* [WHAT IS ASKED]
Reproduce the material exactly, omitting nothing.

* [SUPPLIED DATA]
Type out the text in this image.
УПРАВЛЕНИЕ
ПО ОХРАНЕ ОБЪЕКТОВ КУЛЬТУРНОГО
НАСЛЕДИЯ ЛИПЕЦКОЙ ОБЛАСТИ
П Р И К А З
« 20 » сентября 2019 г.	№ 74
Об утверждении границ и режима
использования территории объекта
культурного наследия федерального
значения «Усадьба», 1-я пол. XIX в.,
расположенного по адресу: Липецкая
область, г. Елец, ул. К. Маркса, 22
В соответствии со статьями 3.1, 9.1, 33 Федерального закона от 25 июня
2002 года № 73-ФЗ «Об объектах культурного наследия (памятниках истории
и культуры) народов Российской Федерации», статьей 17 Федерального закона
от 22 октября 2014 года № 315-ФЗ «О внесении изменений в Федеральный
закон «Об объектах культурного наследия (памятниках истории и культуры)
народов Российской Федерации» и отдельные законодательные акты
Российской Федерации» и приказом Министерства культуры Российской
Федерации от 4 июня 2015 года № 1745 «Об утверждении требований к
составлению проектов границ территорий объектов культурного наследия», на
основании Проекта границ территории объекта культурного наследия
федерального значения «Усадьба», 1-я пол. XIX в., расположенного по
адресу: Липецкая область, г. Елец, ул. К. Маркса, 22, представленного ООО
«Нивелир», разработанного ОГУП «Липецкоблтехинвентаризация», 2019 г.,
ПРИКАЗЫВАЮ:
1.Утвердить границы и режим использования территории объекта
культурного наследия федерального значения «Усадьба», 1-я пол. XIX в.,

* [RESULT FOR THIS TASK]
Type out the text in this image.
УПРАВЛЕНИЕ
ПО ОХРАНЕ ОБЪЕКТОВ КУЛЬТУРНОГО
НАСЛЕДИЯ ЛИПЕЦКОЙ ОБЛАСТИ
П Р И К А З
« 20 » сентября 2019 г.	№ 74
Об утверждении границ и режима
использования территории объекта
культурного наследия федерального
значения «Усадьба», 1-я пол. XIX в.,
расположенного по адресу: Липецкая
область, г. Елец, ул. К. Маркса, 22
В соответствии со статьями 3.1, 9.1, 33 Федерального закона от 25 июня
2002 года № 73-ФЗ «Об объектах культурного наследия (памятниках истории
и культуры) народов Российской Федерации», статьей 17 Федерального закона
от 22 октября 2014 года № 315-ФЗ «О внесении изменений в Федеральный
закон «Об объектах культурного наследия (памятниках истории и культуры)
народов Российской Федерации» и отдельные законодательные акты
Российской Федерации» и приказом Министерства культуры Российской
Федерации от 4 июня 2015 года № 1745 «Об утверждении требований к
составлению проектов границ территорий объектов культурного наследия», на
основании Проекта границ территории объекта культурного наследия
федерального значения «Усадьба», 1-я пол. XIX в., расположенного по
адресу: Липецкая область, г. Елец, ул. К. Маркса, 22, представленного ООО
«Нивелир», разработанного ОГУП «Липецкоблтехинвентаризация», 2019 г.,
ПРИКАЗЫВАЮ:
1.Утвердить границы и режим использования территории объекта
культурного наследия федерального значения «Усадьба», 1-я пол. XIX в.,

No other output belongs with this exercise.